/---
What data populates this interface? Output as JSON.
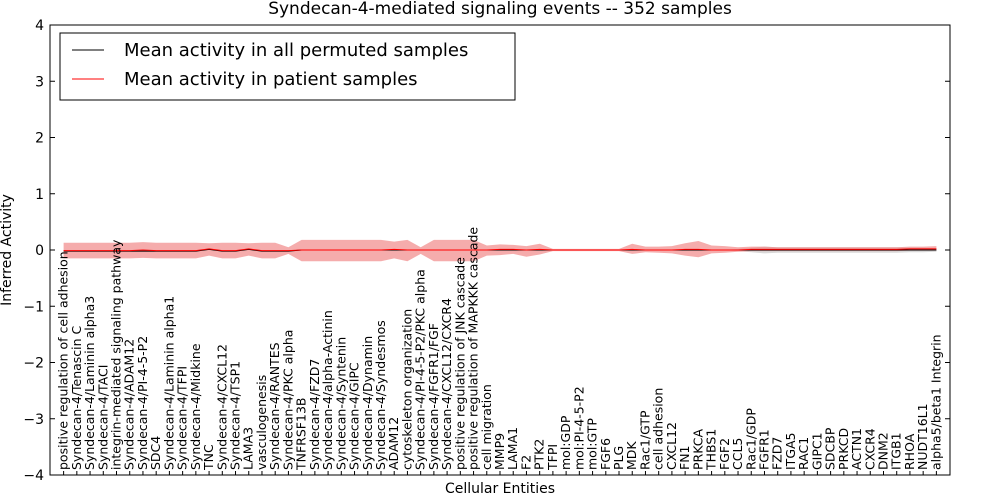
{
  "chart_data": {
    "type": "line",
    "title": "Syndecan-4-mediated signaling events -- 352 samples",
    "xlabel": "Cellular Entities",
    "ylabel": "Inferred Activity",
    "ylim": [
      -4,
      4
    ],
    "yticks": [
      -4,
      -3,
      -2,
      -1,
      0,
      1,
      2,
      3,
      4
    ],
    "ytick_labels": [
      "−4",
      "−3",
      "−2",
      "−1",
      "0",
      "1",
      "2",
      "3",
      "4"
    ],
    "grid": false,
    "legend_position": "top-left",
    "colors": {
      "permuted": "#000000",
      "patient": "#ff0000",
      "band": "#f08080",
      "grey_band": "#c0c0c0"
    },
    "categories": [
      "positive regulation of cell adhesion",
      "Syndecan-4/Tenascin C",
      "Syndecan-4/Laminin alpha3",
      "Syndecan-4/TACI",
      "integrin-mediated signaling pathway",
      "Syndecan-4/ADAM12",
      "Syndecan-4/PI-4-5-P2",
      "SDC4",
      "Syndecan-4/Laminin alpha1",
      "Syndecan-4/TFPI",
      "Syndecan-4/Midkine",
      "TNC",
      "Syndecan-4/CXCL12",
      "Syndecan-4/TSP1",
      "LAMA3",
      "vasculogenesis",
      "Syndecan-4/RANTES",
      "Syndecan-4/PKC alpha",
      "TNFRSF13B",
      "Syndecan-4/FZD7",
      "Syndecan-4/alpha-Actinin",
      "Syndecan-4/Syntenin",
      "Syndecan-4/GIPC",
      "Syndecan-4/Dynamin",
      "Syndecan-4/Syndesmos",
      "ADAM12",
      "cytoskeleton organization",
      "Syndecan-4/PI-4-5-P2/PKC alpha",
      "Syndecan-4/FGFR1/FGF",
      "Syndecan-4/CXCL12/CXCR4",
      "positive regulation of JNK cascade",
      "positive regulation of MAPKKK cascade",
      "cell migration",
      "MMP9",
      "LAMA1",
      "F2",
      "PTK2",
      "TFPI",
      "mol:GDP",
      "mol:PI-4-5-P2",
      "mol:GTP",
      "FGF6",
      "PLG",
      "MDK",
      "Rac1/GTP",
      "cell adhesion",
      "CXCL12",
      "FN1",
      "PRKCA",
      "THBS1",
      "FGF2",
      "CCL5",
      "Rac1/GDP",
      "FGFR1",
      "FZD7",
      "ITGA5",
      "RAC1",
      "GIPC1",
      "SDCBP",
      "PRKCD",
      "ACTN1",
      "CXCR4",
      "DNM2",
      "ITGB1",
      "RHOA",
      "NUDT16L1",
      "alpha5/beta1 Integrin"
    ],
    "series": [
      {
        "name": "Mean activity in all permuted samples",
        "color": "#000000",
        "values": [
          -0.02,
          -0.02,
          -0.02,
          -0.02,
          -0.02,
          -0.02,
          -0.02,
          -0.02,
          -0.02,
          -0.02,
          -0.02,
          0.01,
          -0.02,
          -0.02,
          0.01,
          -0.02,
          -0.02,
          -0.02,
          0.0,
          0.0,
          0.0,
          0.0,
          0.0,
          0.0,
          0.0,
          0.0,
          0.0,
          0.0,
          0.0,
          0.0,
          0.0,
          0.0,
          0.0,
          0.0,
          0.0,
          0.0,
          0.0,
          0.0,
          0.0,
          0.0,
          0.0,
          0.0,
          0.0,
          0.0,
          0.0,
          0.0,
          0.0,
          0.0,
          0.0,
          0.0,
          0.0,
          0.0,
          0.0,
          0.0,
          0.0,
          0.0,
          0.0,
          0.0,
          0.0,
          0.0,
          0.0,
          0.0,
          0.0,
          0.0,
          0.0,
          0.0,
          0.0
        ],
        "lower": [
          -0.02,
          -0.02,
          -0.02,
          -0.02,
          -0.02,
          -0.02,
          -0.02,
          -0.02,
          -0.02,
          -0.02,
          -0.02,
          0.01,
          -0.02,
          -0.02,
          0.01,
          -0.02,
          -0.02,
          -0.02,
          0.0,
          0.0,
          0.0,
          0.0,
          0.0,
          0.0,
          0.0,
          0.0,
          0.0,
          0.0,
          0.0,
          0.0,
          0.0,
          0.0,
          0.0,
          0.0,
          0.0,
          0.0,
          0.0,
          0.0,
          0.0,
          0.0,
          0.0,
          0.0,
          0.0,
          0.0,
          0.0,
          0.0,
          0.0,
          0.0,
          0.0,
          0.0,
          0.0,
          -0.02,
          -0.04,
          -0.06,
          -0.05,
          -0.05,
          -0.05,
          -0.05,
          -0.05,
          -0.05,
          -0.05,
          -0.05,
          -0.05,
          -0.05,
          -0.04,
          -0.04,
          -0.03
        ],
        "upper": [
          -0.02,
          -0.02,
          -0.02,
          -0.02,
          -0.02,
          -0.02,
          -0.02,
          -0.02,
          -0.02,
          -0.02,
          -0.02,
          0.01,
          -0.02,
          -0.02,
          0.01,
          -0.02,
          -0.02,
          -0.02,
          0.0,
          0.0,
          0.0,
          0.0,
          0.0,
          0.0,
          0.0,
          0.0,
          0.0,
          0.0,
          0.0,
          0.0,
          0.0,
          0.0,
          0.0,
          0.0,
          0.0,
          0.0,
          0.0,
          0.0,
          0.0,
          0.0,
          0.0,
          0.0,
          0.0,
          0.0,
          0.0,
          0.0,
          0.0,
          0.0,
          0.0,
          0.0,
          0.0,
          0.02,
          0.04,
          0.06,
          0.05,
          0.05,
          0.05,
          0.05,
          0.05,
          0.05,
          0.05,
          0.05,
          0.05,
          0.05,
          0.04,
          0.04,
          0.03
        ]
      },
      {
        "name": "Mean activity in patient samples",
        "color": "#ff0000",
        "values": [
          -0.01,
          -0.01,
          -0.01,
          -0.01,
          -0.01,
          -0.01,
          0.0,
          -0.01,
          -0.01,
          -0.01,
          -0.01,
          0.02,
          -0.01,
          -0.01,
          0.02,
          -0.01,
          -0.01,
          -0.01,
          0.0,
          0.0,
          0.0,
          0.0,
          0.0,
          0.0,
          0.0,
          0.01,
          0.0,
          0.0,
          0.0,
          0.0,
          0.0,
          0.0,
          0.0,
          0.01,
          0.01,
          0.0,
          0.01,
          0.0,
          0.0,
          0.0,
          0.0,
          0.0,
          0.0,
          0.01,
          0.0,
          0.0,
          0.0,
          0.01,
          0.01,
          0.0,
          0.0,
          0.0,
          0.01,
          0.01,
          0.01,
          0.01,
          0.01,
          0.01,
          0.01,
          0.01,
          0.01,
          0.01,
          0.01,
          0.01,
          0.02,
          0.02,
          0.02
        ],
        "lower": [
          -0.15,
          -0.15,
          -0.15,
          -0.15,
          -0.15,
          -0.15,
          -0.14,
          -0.15,
          -0.15,
          -0.15,
          -0.15,
          -0.1,
          -0.15,
          -0.15,
          -0.1,
          -0.15,
          -0.15,
          -0.07,
          -0.2,
          -0.2,
          -0.2,
          -0.2,
          -0.2,
          -0.2,
          -0.2,
          -0.15,
          -0.2,
          -0.07,
          -0.2,
          -0.2,
          -0.2,
          -0.2,
          -0.1,
          -0.09,
          -0.07,
          -0.12,
          -0.08,
          -0.02,
          -0.02,
          -0.02,
          -0.02,
          -0.02,
          -0.02,
          -0.07,
          -0.04,
          -0.05,
          -0.06,
          -0.1,
          -0.13,
          -0.06,
          -0.05,
          -0.03,
          -0.02,
          -0.02,
          -0.02,
          -0.02,
          -0.02,
          -0.02,
          -0.02,
          -0.02,
          -0.02,
          -0.02,
          -0.02,
          -0.02,
          -0.01,
          -0.01,
          -0.01
        ],
        "upper": [
          0.13,
          0.13,
          0.13,
          0.13,
          0.13,
          0.13,
          0.14,
          0.13,
          0.13,
          0.13,
          0.13,
          0.12,
          0.13,
          0.13,
          0.12,
          0.13,
          0.13,
          0.05,
          0.18,
          0.18,
          0.18,
          0.18,
          0.18,
          0.18,
          0.18,
          0.15,
          0.18,
          0.05,
          0.18,
          0.18,
          0.18,
          0.18,
          0.08,
          0.1,
          0.09,
          0.07,
          0.11,
          0.02,
          0.02,
          0.02,
          0.02,
          0.02,
          0.02,
          0.11,
          0.06,
          0.06,
          0.07,
          0.12,
          0.16,
          0.08,
          0.07,
          0.05,
          0.06,
          0.06,
          0.05,
          0.05,
          0.05,
          0.05,
          0.05,
          0.05,
          0.05,
          0.05,
          0.05,
          0.05,
          0.06,
          0.06,
          0.07
        ]
      }
    ]
  }
}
\---
> _WHAT YOU SHOULD DO_: In the listing, return each line containing the string "Mean".

> _TASK SOLUTION_:
        "name": "Mean activity in all permuted samples",
        "name": "Mean activity in patient samples",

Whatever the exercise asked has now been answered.